Problem requirements: Compile every line that includes the word "najczęściej".
[Task inputs start]
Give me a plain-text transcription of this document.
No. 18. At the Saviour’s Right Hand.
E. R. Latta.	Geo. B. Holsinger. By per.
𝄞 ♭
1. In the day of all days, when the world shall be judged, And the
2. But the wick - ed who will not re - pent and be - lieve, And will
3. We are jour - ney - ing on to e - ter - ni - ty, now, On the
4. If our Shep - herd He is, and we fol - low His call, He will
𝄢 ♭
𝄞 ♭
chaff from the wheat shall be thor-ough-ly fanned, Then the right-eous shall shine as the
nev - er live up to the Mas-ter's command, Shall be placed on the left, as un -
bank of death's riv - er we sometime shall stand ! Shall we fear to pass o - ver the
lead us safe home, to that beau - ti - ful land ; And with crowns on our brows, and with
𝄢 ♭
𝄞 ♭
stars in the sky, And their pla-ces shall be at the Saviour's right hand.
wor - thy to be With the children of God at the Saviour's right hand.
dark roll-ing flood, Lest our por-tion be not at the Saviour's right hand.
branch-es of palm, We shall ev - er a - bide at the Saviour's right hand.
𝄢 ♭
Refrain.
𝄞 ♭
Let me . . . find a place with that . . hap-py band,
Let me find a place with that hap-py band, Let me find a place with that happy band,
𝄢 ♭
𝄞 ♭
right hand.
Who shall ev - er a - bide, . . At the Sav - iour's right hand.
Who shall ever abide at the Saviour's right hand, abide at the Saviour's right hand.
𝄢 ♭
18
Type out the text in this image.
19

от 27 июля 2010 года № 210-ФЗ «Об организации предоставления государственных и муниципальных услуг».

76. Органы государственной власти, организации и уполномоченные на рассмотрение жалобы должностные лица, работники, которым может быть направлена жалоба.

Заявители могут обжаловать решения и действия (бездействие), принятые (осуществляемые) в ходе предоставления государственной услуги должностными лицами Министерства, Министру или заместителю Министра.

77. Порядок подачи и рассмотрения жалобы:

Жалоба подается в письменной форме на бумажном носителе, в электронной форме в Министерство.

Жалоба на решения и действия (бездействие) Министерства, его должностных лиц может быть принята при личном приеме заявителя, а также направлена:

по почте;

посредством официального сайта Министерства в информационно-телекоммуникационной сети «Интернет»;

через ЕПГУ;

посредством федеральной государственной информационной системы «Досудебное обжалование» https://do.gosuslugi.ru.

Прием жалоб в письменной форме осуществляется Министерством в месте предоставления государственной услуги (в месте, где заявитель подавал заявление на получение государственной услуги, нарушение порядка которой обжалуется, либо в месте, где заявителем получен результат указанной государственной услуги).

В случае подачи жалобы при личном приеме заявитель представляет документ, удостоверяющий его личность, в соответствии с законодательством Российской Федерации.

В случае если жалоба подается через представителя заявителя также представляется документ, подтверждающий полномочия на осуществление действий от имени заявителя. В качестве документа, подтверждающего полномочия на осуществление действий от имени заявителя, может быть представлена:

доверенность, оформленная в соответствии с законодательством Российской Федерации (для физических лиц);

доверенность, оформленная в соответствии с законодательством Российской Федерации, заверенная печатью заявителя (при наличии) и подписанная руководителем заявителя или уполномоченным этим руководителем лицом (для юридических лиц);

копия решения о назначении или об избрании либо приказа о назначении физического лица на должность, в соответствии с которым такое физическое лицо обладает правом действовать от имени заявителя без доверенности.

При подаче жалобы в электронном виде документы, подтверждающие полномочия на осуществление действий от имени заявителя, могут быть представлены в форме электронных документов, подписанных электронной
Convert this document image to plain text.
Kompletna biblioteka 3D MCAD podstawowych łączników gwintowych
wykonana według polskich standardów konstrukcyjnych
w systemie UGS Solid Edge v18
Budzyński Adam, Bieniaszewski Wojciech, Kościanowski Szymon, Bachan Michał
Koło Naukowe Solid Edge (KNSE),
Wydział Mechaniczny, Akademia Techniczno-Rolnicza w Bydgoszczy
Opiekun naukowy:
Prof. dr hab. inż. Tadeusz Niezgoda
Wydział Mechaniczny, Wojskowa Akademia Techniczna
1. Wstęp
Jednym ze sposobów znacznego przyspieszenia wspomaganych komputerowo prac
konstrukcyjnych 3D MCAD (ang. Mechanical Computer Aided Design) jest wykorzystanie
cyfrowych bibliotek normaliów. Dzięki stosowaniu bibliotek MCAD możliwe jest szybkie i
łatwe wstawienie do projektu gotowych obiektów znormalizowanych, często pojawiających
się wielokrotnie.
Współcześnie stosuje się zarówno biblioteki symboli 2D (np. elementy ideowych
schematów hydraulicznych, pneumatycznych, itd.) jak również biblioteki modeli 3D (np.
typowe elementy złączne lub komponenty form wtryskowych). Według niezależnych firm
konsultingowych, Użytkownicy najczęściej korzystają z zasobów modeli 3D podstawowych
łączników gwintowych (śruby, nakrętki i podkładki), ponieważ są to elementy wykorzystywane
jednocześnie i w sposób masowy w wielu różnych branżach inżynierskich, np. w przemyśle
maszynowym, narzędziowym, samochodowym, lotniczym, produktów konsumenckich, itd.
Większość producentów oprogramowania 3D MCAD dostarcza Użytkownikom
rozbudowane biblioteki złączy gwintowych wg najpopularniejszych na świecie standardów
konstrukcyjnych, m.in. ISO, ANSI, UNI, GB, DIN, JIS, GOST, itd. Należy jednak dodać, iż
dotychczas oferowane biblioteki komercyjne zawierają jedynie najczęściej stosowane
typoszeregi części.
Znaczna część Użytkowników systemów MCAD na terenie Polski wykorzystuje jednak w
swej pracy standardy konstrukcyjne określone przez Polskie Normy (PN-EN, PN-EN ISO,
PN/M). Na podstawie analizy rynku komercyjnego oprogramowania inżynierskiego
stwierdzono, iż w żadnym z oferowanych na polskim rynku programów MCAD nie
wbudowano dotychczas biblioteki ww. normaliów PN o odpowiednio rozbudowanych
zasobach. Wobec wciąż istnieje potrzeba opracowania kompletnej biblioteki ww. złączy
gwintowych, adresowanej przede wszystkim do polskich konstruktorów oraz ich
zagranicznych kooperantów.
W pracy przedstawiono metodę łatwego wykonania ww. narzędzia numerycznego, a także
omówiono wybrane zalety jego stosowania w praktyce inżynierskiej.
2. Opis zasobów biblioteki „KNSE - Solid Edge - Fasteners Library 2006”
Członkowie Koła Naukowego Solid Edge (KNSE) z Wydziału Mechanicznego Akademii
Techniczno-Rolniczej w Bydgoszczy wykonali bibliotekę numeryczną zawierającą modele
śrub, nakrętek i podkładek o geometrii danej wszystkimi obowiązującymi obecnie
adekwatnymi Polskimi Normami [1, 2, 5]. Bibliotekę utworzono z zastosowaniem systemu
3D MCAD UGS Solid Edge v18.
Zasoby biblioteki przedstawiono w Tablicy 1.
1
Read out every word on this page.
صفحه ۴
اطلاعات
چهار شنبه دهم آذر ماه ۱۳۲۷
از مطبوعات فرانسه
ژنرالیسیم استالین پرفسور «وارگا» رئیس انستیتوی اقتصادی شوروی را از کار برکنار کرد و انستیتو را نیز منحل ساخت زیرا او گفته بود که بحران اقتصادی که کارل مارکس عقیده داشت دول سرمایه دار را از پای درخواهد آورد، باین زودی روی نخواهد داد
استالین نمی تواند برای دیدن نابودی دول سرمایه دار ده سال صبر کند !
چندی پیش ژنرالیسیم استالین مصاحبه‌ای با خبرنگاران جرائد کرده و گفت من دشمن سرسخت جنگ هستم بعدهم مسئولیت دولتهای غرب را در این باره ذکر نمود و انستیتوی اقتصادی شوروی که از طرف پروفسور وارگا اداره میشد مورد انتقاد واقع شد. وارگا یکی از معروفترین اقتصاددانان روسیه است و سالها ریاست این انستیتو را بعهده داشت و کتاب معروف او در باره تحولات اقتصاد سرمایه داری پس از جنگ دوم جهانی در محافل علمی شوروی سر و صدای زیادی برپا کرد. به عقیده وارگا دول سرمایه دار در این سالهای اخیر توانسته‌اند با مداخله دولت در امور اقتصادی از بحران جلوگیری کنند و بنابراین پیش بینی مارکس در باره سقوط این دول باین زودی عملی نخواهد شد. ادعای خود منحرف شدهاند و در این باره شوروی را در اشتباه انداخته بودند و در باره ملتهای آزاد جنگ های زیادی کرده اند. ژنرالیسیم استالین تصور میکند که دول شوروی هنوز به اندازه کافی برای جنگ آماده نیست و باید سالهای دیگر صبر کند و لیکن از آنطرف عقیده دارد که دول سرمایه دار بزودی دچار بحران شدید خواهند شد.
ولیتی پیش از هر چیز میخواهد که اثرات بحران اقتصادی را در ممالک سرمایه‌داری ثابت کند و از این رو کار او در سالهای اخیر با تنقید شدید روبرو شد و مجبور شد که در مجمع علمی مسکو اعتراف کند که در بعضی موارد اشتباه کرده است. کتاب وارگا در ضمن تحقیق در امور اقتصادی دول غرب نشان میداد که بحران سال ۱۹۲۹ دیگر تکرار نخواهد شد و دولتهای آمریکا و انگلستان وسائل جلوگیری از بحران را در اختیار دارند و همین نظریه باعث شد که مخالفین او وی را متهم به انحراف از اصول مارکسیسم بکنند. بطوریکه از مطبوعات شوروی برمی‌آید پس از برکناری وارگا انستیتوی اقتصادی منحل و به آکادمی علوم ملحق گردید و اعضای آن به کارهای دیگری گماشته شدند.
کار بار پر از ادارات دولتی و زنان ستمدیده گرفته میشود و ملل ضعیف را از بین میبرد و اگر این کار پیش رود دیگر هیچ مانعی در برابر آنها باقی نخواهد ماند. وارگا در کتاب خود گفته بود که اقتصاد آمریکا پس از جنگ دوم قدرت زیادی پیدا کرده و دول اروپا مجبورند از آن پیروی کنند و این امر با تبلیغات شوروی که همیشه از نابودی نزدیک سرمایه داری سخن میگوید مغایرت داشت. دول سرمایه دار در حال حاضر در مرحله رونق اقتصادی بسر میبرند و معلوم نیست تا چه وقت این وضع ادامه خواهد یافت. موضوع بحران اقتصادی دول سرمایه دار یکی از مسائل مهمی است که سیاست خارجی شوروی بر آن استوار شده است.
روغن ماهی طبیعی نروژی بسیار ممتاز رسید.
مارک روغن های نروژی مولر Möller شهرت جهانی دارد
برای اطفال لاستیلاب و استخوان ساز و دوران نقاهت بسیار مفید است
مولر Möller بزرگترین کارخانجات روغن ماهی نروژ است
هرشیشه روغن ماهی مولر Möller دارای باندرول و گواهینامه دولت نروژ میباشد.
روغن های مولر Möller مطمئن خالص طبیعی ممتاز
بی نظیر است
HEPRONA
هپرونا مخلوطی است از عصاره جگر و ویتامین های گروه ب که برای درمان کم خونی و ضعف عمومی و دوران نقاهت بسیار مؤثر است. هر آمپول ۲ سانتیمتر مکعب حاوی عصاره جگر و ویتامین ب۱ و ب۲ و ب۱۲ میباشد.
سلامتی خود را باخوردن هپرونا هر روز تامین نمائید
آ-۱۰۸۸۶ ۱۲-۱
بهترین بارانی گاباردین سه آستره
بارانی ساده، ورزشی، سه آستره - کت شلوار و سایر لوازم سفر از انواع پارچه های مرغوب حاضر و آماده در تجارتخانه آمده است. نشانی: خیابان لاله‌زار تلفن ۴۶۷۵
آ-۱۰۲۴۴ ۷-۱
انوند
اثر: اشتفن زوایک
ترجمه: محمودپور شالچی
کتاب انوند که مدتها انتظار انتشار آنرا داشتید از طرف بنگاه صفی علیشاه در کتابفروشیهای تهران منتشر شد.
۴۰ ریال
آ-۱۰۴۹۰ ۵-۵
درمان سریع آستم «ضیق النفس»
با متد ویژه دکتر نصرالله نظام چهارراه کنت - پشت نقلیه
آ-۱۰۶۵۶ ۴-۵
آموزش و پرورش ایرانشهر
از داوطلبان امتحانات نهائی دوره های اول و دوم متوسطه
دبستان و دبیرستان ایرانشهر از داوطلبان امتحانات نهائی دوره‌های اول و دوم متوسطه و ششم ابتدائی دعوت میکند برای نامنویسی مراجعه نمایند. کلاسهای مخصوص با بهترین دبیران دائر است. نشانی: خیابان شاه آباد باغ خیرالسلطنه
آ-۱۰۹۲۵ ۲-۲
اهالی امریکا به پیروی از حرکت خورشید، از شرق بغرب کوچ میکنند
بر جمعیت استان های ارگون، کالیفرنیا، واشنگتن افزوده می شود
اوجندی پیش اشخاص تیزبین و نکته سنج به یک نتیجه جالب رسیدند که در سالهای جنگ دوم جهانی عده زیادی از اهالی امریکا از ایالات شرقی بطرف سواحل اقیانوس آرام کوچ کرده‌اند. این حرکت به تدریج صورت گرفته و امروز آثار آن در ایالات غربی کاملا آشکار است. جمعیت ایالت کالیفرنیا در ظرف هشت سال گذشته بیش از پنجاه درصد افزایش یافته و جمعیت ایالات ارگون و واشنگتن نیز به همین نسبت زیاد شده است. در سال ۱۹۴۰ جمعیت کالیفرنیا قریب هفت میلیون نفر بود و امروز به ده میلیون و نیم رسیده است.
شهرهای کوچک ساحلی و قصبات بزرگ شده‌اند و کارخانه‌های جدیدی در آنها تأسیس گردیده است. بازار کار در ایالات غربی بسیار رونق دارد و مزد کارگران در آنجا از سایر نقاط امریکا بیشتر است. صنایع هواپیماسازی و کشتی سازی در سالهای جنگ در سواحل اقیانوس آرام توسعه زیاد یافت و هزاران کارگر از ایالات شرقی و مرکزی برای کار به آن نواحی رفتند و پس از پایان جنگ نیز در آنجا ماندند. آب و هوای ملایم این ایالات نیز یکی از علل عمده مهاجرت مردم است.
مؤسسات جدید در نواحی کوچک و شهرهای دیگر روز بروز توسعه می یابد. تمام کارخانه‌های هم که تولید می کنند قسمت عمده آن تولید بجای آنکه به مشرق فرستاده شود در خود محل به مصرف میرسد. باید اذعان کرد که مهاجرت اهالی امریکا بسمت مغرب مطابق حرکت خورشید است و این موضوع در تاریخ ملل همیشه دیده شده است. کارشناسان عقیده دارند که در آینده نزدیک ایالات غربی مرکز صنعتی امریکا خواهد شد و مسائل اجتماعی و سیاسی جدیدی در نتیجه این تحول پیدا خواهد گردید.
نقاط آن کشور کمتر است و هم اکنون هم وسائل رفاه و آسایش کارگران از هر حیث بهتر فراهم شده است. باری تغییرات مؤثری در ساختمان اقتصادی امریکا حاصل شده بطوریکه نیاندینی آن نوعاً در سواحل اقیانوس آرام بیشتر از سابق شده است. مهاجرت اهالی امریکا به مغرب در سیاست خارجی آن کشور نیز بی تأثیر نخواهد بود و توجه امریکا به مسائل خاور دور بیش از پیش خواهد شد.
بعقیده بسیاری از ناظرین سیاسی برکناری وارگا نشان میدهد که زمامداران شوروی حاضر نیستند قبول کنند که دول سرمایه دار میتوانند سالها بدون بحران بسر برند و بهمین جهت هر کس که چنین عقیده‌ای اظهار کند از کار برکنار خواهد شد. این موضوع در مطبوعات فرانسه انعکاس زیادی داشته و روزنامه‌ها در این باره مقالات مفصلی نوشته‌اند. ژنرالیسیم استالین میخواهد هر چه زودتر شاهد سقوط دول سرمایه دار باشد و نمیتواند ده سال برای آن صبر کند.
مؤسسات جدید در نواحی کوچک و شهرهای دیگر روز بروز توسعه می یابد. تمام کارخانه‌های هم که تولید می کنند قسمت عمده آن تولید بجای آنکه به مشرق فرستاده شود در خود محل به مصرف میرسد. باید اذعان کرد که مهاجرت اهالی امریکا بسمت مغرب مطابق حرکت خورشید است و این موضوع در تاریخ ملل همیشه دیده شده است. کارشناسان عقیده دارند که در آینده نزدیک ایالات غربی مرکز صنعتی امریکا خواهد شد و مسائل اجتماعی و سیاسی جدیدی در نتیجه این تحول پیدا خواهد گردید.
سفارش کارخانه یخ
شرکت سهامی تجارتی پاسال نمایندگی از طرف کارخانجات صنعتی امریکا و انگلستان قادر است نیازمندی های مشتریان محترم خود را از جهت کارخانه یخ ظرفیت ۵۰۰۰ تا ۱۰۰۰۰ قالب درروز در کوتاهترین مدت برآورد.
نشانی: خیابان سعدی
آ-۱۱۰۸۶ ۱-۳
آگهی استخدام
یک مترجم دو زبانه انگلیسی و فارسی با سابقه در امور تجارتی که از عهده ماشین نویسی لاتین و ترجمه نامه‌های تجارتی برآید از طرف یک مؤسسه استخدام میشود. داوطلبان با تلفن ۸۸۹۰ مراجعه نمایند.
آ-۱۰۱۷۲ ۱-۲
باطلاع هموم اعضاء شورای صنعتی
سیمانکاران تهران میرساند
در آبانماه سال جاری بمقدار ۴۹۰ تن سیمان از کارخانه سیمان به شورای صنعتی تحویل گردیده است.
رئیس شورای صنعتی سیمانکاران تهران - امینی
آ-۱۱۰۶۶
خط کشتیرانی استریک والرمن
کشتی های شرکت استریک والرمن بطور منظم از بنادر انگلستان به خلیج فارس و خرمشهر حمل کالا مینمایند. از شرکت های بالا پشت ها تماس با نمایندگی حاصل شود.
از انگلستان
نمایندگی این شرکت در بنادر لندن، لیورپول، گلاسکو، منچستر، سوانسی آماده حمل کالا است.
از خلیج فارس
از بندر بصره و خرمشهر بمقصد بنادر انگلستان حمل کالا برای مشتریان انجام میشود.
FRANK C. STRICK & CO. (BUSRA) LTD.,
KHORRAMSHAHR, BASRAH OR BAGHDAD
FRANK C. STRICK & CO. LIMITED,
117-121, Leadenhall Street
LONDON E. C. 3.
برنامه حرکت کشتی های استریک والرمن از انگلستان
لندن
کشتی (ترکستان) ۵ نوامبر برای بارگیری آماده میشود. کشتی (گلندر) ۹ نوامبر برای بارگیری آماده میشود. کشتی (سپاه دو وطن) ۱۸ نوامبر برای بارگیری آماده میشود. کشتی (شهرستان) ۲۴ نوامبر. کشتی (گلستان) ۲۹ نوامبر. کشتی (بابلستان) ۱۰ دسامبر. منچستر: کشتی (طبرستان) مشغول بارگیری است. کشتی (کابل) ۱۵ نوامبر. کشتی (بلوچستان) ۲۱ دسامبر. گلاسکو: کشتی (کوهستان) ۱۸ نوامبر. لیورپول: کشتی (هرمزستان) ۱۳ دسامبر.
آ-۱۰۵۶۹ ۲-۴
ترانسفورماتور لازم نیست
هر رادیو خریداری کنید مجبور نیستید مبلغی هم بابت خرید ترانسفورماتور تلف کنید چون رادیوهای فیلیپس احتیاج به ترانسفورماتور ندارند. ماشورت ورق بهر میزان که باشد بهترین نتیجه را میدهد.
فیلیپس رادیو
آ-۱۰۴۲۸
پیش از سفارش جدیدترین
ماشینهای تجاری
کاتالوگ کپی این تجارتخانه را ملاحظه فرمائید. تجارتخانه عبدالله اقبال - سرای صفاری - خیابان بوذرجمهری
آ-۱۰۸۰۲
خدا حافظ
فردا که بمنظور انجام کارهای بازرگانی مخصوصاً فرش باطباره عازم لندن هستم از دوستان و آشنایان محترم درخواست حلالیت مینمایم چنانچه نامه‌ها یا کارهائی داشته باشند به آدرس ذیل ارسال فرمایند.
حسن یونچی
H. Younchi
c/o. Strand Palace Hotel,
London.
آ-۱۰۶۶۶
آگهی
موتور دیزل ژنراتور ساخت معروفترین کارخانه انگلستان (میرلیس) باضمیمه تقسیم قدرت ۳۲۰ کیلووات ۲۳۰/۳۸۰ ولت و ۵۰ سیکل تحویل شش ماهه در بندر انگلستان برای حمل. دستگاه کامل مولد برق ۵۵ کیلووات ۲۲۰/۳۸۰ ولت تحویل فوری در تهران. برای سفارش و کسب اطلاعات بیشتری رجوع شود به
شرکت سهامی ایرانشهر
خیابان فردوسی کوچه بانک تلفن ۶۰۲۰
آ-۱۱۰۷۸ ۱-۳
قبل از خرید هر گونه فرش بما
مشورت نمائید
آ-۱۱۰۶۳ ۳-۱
[Task inputs end]
Result for this exercise:
konsultingowych, Użytkownicy najczęściej korzystają z zasobów modeli 3D podstawowych
dotychczas oferowane biblioteki komercyjne zawierają jedynie najczęściej stosowane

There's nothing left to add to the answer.